Where does the string "possono" appear in the records? Copy every line that contains it.

[Data excerpts]
====
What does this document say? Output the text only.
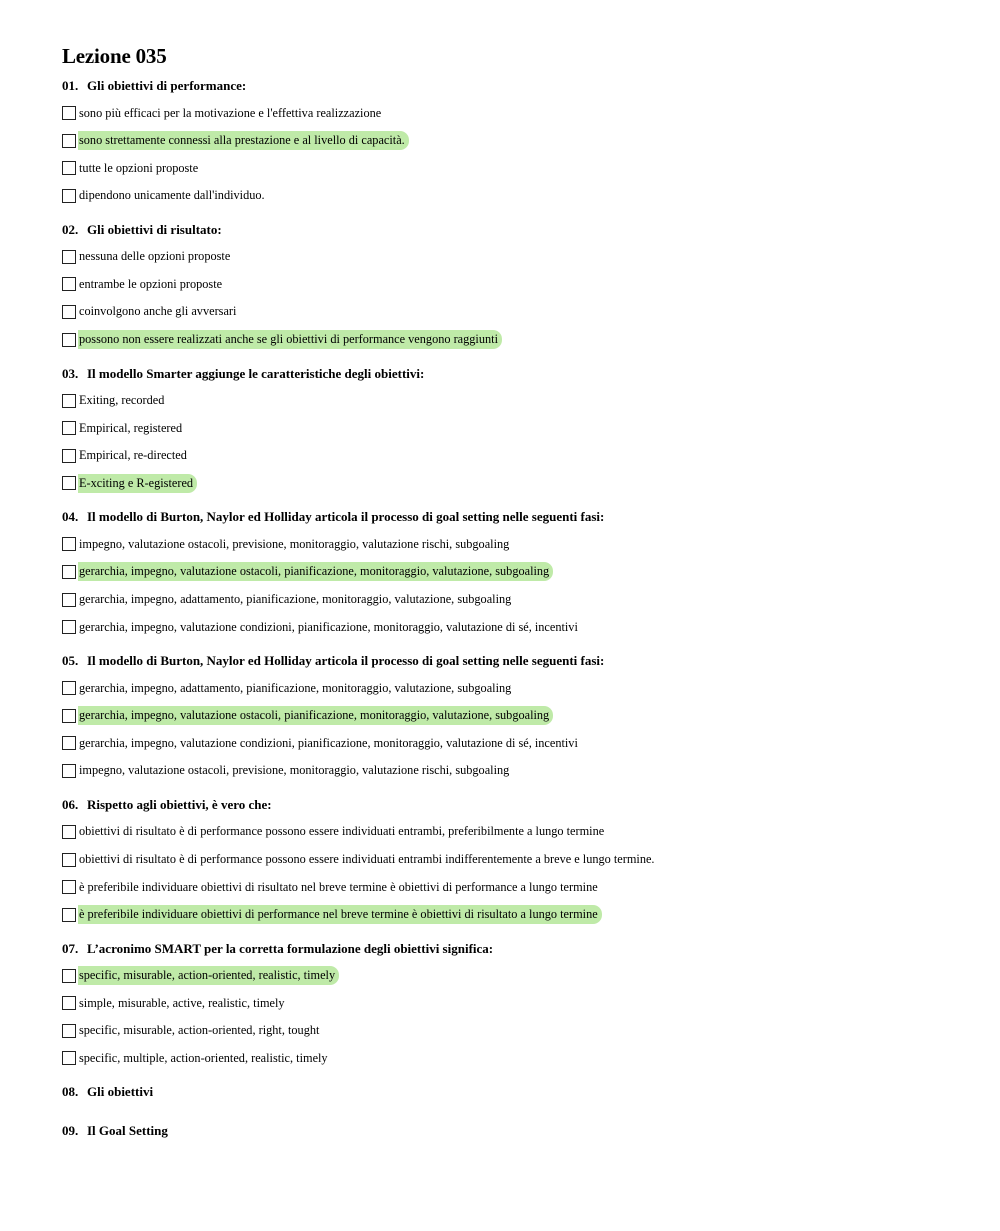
Lezione 035
01. Gli obiettivi di performance:
sono più efficaci per la motivazione e l'effettiva realizzazione
sono strettamente connessi alla prestazione e al livello di capacità.
tutte le opzioni proposte
dipendono unicamente dall'individuo.
02. Gli obiettivi di risultato:
nessuna delle opzioni proposte
entrambe le opzioni proposte
coinvolgono anche gli avversari
possono non essere realizzati anche se gli obiettivi di performance vengono raggiunti
03. Il modello Smarter aggiunge le caratteristiche degli obiettivi:
Exiting, recorded
Empirical, registered
Empirical, re-directed
E-xciting e R-egistered
04. Il modello di Burton, Naylor ed Holliday articola il processo di goal setting nelle seguenti fasi:
impegno, valutazione ostacoli, previsione, monitoraggio, valutazione rischi, subgoaling
gerarchia, impegno, valutazione ostacoli, pianificazione, monitoraggio, valutazione, subgoaling
gerarchia, impegno, adattamento, pianificazione, monitoraggio, valutazione, subgoaling
gerarchia, impegno, valutazione condizioni, pianificazione, monitoraggio, valutazione di sé, incentivi
05. Il modello di Burton, Naylor ed Holliday articola il processo di goal setting nelle seguenti fasi:
gerarchia, impegno, adattamento, pianificazione, monitoraggio, valutazione, subgoaling
gerarchia, impegno, valutazione ostacoli, pianificazione, monitoraggio, valutazione, subgoaling
gerarchia, impegno, valutazione condizioni, pianificazione, monitoraggio, valutazione di sé, incentivi
impegno, valutazione ostacoli, previsione, monitoraggio, valutazione rischi, subgoaling
06. Rispetto agli obiettivi, è vero che:
obiettivi di risultato è di performance possono essere individuati entrambi, preferibilmente a lungo termine
obiettivi di risultato è di performance possono essere individuati entrambi indifferentemente a breve e lungo termine.
è preferibile individuare obiettivi di risultato nel breve termine è obiettivi di performance a lungo termine
è preferibile individuare obiettivi di performance nel breve termine è obiettivi di risultato a lungo termine
07. L’acronimo SMART per la corretta formulazione degli obiettivi significa:
specific, misurable, action-oriented, realistic, timely
simple, misurable, active, realistic, timely
specific, misurable, action-oriented, right, tought
specific, multiple, action-oriented, realistic, timely
08. Gli obiettivi
09. Il Goal Setting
====
◆ The answer ◆
possono non essere realizzati anche se gli obiettivi di performance vengono raggiunti
obiettivi di risultato è di performance possono essere individuati entrambi, preferibilmente a lungo termine
obiettivi di risultato è di performance possono essere individuati entrambi indifferentemente a breve e lungo termine.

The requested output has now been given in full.